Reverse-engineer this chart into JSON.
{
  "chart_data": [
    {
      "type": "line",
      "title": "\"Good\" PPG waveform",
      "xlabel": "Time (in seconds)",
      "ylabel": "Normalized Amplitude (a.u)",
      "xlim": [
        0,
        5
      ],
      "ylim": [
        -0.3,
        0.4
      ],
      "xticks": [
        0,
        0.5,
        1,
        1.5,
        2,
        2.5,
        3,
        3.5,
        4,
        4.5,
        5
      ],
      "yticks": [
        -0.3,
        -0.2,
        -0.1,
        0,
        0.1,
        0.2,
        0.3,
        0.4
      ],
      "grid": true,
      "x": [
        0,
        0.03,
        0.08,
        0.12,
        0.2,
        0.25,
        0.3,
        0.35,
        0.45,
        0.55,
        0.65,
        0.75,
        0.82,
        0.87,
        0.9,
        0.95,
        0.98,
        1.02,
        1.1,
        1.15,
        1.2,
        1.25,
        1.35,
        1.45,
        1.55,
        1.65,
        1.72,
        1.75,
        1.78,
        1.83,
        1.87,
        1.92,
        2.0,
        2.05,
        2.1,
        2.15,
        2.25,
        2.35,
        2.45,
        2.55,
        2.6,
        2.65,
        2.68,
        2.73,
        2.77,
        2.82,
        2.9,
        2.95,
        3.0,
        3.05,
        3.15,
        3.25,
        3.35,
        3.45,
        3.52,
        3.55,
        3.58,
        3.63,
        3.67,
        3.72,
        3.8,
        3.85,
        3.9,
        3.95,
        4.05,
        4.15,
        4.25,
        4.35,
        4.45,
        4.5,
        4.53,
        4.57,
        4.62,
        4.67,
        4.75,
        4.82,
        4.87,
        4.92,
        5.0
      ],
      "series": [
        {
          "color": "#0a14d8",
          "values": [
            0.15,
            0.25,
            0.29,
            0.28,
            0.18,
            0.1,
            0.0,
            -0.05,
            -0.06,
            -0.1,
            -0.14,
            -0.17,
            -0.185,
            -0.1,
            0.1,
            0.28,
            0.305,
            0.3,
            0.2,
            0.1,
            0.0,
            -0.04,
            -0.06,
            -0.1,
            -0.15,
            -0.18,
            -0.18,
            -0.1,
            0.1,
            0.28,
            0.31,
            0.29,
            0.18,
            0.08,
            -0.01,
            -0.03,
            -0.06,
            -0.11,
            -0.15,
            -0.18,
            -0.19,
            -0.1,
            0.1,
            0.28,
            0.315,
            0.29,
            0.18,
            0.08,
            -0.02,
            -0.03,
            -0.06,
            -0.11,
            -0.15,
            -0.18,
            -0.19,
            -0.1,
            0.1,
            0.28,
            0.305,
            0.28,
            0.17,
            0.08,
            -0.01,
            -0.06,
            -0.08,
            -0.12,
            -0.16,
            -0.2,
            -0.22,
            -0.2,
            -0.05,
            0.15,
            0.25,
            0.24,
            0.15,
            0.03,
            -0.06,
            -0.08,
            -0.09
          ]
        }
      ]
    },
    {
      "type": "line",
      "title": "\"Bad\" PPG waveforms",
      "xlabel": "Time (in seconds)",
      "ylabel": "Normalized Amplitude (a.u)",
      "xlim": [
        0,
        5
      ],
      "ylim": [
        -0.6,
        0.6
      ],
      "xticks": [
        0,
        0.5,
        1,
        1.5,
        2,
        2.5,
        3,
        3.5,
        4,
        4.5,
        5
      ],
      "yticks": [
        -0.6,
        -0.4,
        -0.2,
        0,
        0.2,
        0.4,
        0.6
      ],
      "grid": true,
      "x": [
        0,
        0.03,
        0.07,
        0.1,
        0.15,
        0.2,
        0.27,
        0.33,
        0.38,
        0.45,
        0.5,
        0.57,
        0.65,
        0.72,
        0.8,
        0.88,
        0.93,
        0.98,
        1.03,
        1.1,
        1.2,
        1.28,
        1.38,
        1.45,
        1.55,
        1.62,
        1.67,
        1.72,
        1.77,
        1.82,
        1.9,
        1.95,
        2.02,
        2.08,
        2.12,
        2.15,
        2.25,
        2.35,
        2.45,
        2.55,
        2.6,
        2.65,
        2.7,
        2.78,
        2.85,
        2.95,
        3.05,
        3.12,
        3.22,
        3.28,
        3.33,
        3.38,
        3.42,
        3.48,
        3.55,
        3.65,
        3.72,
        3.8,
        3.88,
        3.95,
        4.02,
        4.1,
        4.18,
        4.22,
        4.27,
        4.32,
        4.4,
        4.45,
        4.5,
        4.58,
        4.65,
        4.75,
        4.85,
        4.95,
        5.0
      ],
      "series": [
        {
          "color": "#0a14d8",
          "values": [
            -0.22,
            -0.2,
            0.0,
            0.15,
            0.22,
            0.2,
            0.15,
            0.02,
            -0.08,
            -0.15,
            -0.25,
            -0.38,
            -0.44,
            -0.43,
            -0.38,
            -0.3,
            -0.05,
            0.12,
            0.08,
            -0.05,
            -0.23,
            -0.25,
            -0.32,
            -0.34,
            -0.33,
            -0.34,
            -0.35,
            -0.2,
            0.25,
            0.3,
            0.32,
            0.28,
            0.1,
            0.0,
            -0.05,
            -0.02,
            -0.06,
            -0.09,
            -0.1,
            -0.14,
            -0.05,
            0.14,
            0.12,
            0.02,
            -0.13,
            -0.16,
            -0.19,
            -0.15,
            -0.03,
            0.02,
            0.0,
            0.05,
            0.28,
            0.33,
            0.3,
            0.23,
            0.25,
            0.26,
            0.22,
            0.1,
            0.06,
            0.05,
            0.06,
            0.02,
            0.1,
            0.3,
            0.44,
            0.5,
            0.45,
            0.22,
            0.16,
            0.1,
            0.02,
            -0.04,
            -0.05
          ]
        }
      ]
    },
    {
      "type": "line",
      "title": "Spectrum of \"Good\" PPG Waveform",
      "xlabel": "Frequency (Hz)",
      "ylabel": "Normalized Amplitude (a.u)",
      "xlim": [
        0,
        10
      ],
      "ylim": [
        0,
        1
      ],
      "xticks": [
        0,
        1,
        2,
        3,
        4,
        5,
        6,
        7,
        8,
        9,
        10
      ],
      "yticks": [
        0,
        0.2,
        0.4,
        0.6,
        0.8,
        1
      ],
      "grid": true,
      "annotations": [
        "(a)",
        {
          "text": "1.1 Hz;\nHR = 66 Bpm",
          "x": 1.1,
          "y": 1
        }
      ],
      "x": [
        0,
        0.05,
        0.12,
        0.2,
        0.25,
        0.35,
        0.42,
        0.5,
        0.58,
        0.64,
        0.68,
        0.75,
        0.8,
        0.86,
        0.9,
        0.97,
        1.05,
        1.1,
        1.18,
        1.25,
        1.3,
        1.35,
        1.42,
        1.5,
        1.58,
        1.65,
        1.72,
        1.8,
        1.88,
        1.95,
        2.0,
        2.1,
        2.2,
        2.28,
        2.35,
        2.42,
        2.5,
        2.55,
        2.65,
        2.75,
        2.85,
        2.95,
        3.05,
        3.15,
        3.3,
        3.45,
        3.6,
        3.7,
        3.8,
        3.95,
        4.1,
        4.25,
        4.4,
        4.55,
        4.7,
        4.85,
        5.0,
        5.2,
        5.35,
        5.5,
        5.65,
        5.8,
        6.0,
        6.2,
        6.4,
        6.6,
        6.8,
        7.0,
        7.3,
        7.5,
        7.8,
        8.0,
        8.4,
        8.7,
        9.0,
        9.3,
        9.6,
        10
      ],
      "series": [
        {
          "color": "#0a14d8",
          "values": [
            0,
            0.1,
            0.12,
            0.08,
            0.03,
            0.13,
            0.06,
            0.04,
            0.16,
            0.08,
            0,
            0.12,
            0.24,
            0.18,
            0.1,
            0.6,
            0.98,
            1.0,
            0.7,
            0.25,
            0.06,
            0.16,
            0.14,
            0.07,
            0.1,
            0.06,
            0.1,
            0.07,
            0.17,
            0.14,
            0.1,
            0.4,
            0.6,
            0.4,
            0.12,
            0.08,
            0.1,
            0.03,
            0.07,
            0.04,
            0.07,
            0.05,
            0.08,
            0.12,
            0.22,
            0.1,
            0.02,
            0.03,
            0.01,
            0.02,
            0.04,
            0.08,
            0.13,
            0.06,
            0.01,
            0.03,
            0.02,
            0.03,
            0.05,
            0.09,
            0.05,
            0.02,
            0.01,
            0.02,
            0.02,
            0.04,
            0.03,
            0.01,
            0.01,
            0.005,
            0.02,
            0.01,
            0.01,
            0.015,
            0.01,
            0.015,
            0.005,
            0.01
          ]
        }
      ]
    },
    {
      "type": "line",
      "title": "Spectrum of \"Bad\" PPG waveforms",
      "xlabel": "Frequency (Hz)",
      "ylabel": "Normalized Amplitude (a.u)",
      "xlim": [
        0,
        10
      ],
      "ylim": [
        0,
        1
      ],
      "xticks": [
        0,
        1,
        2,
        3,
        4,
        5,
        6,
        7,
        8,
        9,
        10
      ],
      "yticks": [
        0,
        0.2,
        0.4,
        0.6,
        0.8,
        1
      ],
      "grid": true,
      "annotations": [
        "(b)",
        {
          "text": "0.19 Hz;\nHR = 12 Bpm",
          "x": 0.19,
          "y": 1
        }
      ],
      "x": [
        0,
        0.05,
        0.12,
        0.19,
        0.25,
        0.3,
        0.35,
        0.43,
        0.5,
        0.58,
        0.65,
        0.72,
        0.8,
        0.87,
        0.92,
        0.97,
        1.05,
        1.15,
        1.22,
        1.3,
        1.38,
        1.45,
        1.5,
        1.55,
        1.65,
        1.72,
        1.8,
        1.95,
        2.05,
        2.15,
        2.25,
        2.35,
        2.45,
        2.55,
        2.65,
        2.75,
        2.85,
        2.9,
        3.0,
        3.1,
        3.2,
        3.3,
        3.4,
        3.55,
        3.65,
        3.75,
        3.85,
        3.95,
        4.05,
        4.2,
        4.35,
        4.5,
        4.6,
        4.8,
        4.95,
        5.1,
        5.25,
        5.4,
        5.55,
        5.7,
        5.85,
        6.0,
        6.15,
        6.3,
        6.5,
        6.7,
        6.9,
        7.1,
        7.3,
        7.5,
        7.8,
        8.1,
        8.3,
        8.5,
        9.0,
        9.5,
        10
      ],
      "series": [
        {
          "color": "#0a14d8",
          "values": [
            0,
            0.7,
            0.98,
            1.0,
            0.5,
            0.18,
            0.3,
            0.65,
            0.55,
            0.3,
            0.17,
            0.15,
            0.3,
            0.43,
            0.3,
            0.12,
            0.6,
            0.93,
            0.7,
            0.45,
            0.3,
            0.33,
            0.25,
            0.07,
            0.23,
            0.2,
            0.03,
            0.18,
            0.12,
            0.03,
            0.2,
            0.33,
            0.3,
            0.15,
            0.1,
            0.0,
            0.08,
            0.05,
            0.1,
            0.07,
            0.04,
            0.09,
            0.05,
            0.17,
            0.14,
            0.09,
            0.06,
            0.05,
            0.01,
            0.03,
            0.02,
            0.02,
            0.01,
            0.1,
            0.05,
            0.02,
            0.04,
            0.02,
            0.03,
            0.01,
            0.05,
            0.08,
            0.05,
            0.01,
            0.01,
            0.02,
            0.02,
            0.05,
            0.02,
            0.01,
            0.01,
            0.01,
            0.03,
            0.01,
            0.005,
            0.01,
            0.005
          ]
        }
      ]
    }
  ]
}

····················

> **What you need to do**
Using the listing above, pull out all lines that hold the word "Spectrum".

> **Full response**
      "title": "Spectrum of \"Good\" PPG Waveform",
      "title": "Spectrum of \"Bad\" PPG waveforms",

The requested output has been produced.